'''
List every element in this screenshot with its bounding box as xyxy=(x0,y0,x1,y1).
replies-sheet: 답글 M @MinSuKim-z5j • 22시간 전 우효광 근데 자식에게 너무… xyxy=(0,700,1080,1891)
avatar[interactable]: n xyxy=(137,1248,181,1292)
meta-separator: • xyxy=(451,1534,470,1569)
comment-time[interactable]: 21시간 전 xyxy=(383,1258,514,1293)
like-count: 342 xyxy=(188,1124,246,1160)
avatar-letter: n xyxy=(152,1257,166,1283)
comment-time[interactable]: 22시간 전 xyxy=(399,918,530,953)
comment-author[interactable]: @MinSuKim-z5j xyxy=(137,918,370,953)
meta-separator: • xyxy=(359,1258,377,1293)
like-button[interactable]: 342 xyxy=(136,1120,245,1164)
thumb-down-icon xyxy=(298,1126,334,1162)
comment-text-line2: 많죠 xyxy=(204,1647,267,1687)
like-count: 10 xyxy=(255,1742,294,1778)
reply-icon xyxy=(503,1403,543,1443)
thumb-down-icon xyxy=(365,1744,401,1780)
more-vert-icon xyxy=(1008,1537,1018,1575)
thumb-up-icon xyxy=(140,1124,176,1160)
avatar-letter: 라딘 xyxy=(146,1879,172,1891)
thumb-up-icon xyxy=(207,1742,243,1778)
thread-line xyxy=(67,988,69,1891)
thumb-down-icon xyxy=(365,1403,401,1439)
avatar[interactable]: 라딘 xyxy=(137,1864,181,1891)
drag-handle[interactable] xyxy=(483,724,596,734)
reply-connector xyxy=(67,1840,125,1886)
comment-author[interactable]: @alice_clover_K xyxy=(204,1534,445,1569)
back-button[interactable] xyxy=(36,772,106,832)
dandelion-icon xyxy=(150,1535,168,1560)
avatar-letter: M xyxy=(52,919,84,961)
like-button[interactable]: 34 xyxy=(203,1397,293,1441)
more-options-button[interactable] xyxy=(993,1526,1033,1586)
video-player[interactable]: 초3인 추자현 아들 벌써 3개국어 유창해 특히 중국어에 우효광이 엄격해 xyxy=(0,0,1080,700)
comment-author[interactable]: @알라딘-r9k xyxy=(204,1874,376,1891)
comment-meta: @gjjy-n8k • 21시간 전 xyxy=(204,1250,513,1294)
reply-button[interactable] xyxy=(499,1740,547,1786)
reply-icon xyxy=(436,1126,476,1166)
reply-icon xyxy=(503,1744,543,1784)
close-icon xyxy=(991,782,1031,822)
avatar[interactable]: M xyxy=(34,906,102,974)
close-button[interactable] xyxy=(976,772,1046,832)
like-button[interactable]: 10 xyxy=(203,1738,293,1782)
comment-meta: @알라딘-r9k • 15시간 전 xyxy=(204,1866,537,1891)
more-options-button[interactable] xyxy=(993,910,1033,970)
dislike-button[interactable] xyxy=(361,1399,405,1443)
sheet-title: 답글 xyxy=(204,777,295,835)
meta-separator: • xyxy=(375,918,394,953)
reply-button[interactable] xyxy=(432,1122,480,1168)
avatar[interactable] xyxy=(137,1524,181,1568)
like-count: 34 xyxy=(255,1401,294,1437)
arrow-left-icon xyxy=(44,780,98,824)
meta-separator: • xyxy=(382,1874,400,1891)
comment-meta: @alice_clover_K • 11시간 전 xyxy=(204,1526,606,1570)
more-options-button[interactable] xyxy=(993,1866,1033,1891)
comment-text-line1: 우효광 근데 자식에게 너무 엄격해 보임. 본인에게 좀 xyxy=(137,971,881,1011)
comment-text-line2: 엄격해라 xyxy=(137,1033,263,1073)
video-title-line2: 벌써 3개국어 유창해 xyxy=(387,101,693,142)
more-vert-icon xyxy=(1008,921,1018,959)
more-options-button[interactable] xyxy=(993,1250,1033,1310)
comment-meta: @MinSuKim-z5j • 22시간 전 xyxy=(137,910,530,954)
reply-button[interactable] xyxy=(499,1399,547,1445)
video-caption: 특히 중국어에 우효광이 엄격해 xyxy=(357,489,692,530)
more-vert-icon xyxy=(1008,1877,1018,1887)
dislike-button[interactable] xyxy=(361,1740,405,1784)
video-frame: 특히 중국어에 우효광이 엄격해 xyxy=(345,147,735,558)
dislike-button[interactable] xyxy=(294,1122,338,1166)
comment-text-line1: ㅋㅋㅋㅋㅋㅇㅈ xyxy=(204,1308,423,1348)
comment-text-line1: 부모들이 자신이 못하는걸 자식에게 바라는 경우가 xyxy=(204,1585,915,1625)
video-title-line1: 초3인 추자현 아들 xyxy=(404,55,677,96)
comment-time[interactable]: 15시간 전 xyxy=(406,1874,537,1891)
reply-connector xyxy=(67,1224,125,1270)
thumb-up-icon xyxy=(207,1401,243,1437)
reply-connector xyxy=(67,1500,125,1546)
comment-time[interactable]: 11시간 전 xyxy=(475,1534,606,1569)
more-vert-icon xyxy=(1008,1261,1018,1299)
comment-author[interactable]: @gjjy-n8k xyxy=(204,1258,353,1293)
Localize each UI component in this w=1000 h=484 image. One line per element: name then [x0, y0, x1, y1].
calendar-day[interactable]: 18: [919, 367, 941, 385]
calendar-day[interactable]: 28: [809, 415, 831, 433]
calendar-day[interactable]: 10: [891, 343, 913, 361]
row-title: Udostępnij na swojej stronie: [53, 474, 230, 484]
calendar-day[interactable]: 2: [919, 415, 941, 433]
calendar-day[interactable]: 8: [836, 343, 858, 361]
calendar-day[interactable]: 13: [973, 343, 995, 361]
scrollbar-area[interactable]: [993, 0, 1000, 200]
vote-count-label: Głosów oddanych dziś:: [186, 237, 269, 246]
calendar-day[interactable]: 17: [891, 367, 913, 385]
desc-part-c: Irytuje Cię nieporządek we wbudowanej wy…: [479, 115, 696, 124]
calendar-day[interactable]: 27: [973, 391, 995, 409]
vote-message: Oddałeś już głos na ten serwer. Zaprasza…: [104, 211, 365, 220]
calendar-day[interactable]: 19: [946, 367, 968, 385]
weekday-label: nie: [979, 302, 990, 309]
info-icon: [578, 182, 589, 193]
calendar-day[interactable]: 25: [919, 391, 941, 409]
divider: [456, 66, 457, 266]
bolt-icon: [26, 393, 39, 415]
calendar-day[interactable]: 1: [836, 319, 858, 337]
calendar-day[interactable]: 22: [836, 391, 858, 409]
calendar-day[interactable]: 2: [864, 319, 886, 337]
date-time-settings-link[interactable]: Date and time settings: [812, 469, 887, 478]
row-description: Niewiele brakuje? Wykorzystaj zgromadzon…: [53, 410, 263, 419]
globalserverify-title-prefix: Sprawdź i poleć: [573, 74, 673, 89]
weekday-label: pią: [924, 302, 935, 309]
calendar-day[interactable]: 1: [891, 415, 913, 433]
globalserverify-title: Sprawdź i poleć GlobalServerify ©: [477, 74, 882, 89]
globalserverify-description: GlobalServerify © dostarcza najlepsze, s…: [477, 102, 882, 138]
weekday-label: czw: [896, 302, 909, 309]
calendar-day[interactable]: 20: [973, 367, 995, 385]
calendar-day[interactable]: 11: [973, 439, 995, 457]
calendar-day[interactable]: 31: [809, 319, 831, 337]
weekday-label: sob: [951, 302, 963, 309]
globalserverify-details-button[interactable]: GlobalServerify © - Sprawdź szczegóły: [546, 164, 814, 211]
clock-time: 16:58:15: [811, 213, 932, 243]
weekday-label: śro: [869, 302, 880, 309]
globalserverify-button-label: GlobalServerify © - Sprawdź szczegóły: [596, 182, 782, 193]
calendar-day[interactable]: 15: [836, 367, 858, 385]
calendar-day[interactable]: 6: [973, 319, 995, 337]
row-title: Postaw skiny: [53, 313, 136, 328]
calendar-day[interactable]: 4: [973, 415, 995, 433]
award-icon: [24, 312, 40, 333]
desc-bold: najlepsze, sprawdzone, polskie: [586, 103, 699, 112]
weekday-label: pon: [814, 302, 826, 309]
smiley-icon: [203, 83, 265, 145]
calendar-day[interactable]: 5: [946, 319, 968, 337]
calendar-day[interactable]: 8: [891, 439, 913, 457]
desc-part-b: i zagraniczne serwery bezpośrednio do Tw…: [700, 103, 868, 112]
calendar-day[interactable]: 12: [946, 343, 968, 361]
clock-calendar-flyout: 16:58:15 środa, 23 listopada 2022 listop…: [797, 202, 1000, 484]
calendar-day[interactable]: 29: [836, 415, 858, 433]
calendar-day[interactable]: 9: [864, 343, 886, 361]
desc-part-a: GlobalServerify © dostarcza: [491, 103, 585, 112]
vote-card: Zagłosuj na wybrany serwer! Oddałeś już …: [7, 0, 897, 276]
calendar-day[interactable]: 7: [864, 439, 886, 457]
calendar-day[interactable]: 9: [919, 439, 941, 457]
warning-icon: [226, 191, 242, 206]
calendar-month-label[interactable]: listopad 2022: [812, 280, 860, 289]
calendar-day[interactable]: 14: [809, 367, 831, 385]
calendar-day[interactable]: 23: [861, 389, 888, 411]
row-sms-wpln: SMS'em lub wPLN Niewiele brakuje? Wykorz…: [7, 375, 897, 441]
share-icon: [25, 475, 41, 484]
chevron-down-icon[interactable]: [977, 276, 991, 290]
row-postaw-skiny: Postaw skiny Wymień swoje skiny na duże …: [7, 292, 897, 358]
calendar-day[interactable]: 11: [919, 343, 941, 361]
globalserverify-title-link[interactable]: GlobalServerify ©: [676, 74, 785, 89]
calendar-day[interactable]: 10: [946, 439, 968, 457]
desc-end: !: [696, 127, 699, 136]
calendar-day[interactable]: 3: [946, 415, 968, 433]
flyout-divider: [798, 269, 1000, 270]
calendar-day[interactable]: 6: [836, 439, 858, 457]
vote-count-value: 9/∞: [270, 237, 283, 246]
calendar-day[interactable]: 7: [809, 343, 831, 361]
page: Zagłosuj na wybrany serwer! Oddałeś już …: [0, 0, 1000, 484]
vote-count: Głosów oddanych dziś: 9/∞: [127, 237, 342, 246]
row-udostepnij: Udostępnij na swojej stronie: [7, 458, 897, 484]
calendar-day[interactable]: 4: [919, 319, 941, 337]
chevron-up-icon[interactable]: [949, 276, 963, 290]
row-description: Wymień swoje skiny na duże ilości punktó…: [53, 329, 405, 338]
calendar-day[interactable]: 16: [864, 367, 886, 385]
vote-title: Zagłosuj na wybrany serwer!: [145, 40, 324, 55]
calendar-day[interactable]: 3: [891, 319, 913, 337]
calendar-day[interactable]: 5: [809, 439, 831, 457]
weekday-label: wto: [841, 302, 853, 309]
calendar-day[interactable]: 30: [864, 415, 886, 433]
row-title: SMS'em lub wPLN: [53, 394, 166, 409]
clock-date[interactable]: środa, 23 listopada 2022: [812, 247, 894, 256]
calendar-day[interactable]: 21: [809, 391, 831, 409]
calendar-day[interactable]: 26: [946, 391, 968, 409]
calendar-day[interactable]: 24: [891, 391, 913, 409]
'''
__Given instruction__
Put the material into a Markdown table with the columns Row and Line, from its first line up to and including the line with "meta-separator: • xyxy=(375,918,394,953)", and omit any blank lines.

__Output__
| Row | Line |
|---|---|
| 1 | List every element in this screenshot with its bounding box as xyxy=(x0,y0,x1,y1). |
| 2 | replies-sheet: 답글 M @MinSuKim-z5j • 22시간 전 우효광 근데 자식에게 너무… xyxy=(0,700,1080,1891) |
| 3 | avatar[interactable]: n xyxy=(137,1248,181,1292) |
| 4 | meta-separator: • xyxy=(451,1534,470,1569) |
| 5 | comment-time[interactable]: 21시간 전 xyxy=(383,1258,514,1293) |
| 6 | like-count: 342 xyxy=(188,1124,246,1160) |
| 7 | avatar-letter: n xyxy=(152,1257,166,1283) |
| 8 | comment-time[interactable]: 22시간 전 xyxy=(399,918,530,953) |
| 9 | comment-author[interactable]: @MinSuKim-z5j xyxy=(137,918,370,953) |
| 10 | meta-separator: • xyxy=(359,1258,377,1293) |
| 11 | like-button[interactable]: 342 xyxy=(136,1120,245,1164) |
| 12 | thumb-down-icon xyxy=(298,1126,334,1162) |
| 13 | comment-text-line2: 많죠 xyxy=(204,1647,267,1687) |
| 14 | like-count: 10 xyxy=(255,1742,294,1778) |
| 15 | reply-icon xyxy=(503,1403,543,1443) |
| 16 | thumb-down-icon xyxy=(365,1744,401,1780) |
| 17 | more-vert-icon xyxy=(1008,1537,1018,1575) |
| 18 | thumb-up-icon xyxy=(140,1124,176,1160) |
| 19 | avatar-letter: 라딘 xyxy=(146,1879,172,1891) |
| 20 | thumb-up-icon xyxy=(207,1742,243,1778) |
| 21 | thread-line xyxy=(67,988,69,1891) |
| 22 | thumb-down-icon xyxy=(365,1403,401,1439) |
| 23 | avatar[interactable]: 라딘 xyxy=(137,1864,181,1891) |
| 24 | drag-handle[interactable] xyxy=(483,724,596,734) |
| 25 | reply-connector xyxy=(67,1840,125,1886) |
| 26 | comment-author[interactable]: @alice_clover_K xyxy=(204,1534,445,1569) |
| 27 | back-button[interactable] xyxy=(36,772,106,832) |
| 28 | dandelion-icon xyxy=(150,1535,168,1560) |
| 29 | avatar-letter: M xyxy=(52,919,84,961) |
| 30 | like-button[interactable]: 34 xyxy=(203,1397,293,1441) |
| 31 | more-options-button[interactable] xyxy=(993,1526,1033,1586) |
| 32 | video-player[interactable]: 초3인 추자현 아들 벌써 3개국어 유창해 특히 중국어에 우효광이 엄격해 xyxy=(0,0,1080,700) |
| 33 | comment-author[interactable]: @알라딘-r9k xyxy=(204,1874,376,1891) |
| 34 | comment-meta: @gjjy-n8k • 21시간 전 xyxy=(204,1250,513,1294) |
| 35 | reply-button[interactable] xyxy=(499,1740,547,1786) |
| 36 | reply-icon xyxy=(436,1126,476,1166) |
| 37 | reply-icon xyxy=(503,1744,543,1784) |
| 38 | close-icon xyxy=(991,782,1031,822) |
| 39 | avatar[interactable]: M xyxy=(34,906,102,974) |
| 40 | close-button[interactable] xyxy=(976,772,1046,832) |
| 41 | like-button[interactable]: 10 xyxy=(203,1738,293,1782) |
| 42 | comment-meta: @알라딘-r9k • 15시간 전 xyxy=(204,1866,537,1891) |
| 43 | more-options-button[interactable] xyxy=(993,910,1033,970) |
| 44 | dislike-button[interactable] xyxy=(361,1399,405,1443) |
| 45 | sheet-title: 답글 xyxy=(204,777,295,835) |
| 46 | meta-separator: • xyxy=(375,918,394,953) |